#### [Exercise prompt]
Count, in the entries, the lines with "Никитин". Answer with the number only.

#### [Supplied data]
========================================

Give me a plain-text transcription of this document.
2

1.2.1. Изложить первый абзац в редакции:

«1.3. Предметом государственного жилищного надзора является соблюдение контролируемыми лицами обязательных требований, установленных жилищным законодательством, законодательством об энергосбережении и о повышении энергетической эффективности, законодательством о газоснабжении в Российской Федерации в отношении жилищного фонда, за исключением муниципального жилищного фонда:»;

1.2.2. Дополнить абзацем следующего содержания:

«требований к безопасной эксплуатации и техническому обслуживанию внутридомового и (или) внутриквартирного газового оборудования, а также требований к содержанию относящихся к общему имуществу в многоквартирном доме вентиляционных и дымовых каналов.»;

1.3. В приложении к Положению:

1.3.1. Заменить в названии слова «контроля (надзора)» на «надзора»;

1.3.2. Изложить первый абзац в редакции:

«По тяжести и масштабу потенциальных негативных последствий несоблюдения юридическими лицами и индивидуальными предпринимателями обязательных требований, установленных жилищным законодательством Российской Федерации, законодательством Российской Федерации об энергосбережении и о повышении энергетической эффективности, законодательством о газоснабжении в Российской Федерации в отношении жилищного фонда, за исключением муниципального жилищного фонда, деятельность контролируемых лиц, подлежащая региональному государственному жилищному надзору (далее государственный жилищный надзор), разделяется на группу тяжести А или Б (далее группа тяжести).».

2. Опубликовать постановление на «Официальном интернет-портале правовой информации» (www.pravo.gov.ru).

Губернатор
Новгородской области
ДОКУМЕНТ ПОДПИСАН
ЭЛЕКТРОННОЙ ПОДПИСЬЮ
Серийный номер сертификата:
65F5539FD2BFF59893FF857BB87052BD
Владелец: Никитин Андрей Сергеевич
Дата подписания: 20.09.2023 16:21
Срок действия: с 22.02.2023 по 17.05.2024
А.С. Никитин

========================================

#### [Exercise solution]
2